Records
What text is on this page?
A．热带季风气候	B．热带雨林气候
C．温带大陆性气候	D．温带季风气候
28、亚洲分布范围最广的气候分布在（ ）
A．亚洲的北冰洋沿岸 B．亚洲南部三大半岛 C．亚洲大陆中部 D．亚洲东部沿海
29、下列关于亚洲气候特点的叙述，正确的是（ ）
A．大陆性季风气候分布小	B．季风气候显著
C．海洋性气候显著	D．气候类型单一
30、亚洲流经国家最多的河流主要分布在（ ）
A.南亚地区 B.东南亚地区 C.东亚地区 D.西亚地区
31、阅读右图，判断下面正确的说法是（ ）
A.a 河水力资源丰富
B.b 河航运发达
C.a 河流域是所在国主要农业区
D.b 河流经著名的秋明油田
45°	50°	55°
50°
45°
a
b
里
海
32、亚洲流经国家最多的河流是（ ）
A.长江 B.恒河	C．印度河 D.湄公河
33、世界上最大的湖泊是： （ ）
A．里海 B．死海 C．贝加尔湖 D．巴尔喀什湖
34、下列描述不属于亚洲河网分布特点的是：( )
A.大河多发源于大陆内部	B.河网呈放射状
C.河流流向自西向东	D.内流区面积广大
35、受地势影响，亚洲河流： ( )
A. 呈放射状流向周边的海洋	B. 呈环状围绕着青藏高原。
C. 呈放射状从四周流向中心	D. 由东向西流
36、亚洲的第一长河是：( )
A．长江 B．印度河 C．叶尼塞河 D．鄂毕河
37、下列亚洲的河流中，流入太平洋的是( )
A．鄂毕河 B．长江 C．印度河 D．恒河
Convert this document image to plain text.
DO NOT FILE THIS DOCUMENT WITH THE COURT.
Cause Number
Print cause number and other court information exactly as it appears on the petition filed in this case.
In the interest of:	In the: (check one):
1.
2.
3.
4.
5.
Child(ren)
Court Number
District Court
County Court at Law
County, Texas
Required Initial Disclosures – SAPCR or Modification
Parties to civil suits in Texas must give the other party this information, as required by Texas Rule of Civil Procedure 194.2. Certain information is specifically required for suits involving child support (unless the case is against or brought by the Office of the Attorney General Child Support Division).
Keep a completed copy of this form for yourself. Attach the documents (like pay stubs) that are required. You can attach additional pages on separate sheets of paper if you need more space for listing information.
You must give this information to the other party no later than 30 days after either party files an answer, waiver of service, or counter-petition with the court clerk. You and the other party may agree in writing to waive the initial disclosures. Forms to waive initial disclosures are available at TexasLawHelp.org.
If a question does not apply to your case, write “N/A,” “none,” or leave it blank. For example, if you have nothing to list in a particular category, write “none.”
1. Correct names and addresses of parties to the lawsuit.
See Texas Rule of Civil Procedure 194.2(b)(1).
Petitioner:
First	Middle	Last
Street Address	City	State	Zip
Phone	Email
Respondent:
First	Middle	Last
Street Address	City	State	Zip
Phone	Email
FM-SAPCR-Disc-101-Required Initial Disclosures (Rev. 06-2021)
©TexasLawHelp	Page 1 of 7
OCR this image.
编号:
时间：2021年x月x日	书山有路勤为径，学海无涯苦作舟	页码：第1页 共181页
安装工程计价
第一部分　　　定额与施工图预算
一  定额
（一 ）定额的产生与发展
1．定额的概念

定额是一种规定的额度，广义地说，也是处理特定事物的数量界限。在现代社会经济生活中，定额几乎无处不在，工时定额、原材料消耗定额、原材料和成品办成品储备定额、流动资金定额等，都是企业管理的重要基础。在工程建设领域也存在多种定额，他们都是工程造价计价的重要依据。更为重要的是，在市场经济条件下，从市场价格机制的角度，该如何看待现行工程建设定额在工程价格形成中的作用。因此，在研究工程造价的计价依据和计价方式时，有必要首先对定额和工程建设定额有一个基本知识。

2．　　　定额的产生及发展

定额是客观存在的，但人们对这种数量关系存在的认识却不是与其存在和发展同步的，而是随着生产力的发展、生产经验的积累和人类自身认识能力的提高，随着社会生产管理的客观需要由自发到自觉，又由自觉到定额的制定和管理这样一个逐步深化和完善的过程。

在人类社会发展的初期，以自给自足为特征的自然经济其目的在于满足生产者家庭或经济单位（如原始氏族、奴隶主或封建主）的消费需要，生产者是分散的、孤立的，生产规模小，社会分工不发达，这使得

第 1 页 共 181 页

> _Instructions for the task_:
How many lines of these entries contain "image"? Answer with the number and nothing else.

> _Written reply_:
2